#### Available records
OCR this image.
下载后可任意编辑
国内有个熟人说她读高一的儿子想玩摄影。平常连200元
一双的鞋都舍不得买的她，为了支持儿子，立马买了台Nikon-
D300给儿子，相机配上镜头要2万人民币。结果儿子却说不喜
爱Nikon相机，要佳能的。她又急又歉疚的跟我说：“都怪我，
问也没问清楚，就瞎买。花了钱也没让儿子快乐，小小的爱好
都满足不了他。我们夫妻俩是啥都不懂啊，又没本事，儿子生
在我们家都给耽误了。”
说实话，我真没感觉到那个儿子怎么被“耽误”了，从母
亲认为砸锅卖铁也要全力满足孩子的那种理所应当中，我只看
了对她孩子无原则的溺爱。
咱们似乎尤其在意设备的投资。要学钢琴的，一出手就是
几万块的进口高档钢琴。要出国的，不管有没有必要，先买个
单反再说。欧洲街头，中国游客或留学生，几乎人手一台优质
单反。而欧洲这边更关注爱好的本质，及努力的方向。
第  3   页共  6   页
########
**Aim**
From the preceding material, extract every line exactly.

**Result for this task**
OCR this image.
下载后可任意编辑
国内有个熟人说她读高一的儿子想玩摄影。平常连200元
一双的鞋都舍不得买的她，为了支持儿子，立马买了台Nikon-
D300给儿子，相机配上镜头要2万人民币。结果儿子却说不喜
爱Nikon相机，要佳能的。她又急又歉疚的跟我说：“都怪我，
问也没问清楚，就瞎买。花了钱也没让儿子快乐，小小的爱好
都满足不了他。我们夫妻俩是啥都不懂啊，又没本事，儿子生
在我们家都给耽误了。”
说实话，我真没感觉到那个儿子怎么被“耽误”了，从母
亲认为砸锅卖铁也要全力满足孩子的那种理所应当中，我只看
了对她孩子无原则的溺爱。
咱们似乎尤其在意设备的投资。要学钢琴的，一出手就是
几万块的进口高档钢琴。要出国的，不管有没有必要，先买个
单反再说。欧洲街头，中国游客或留学生，几乎人手一台优质
单反。而欧洲这边更关注爱好的本质，及努力的方向。
第  3   页共  6   页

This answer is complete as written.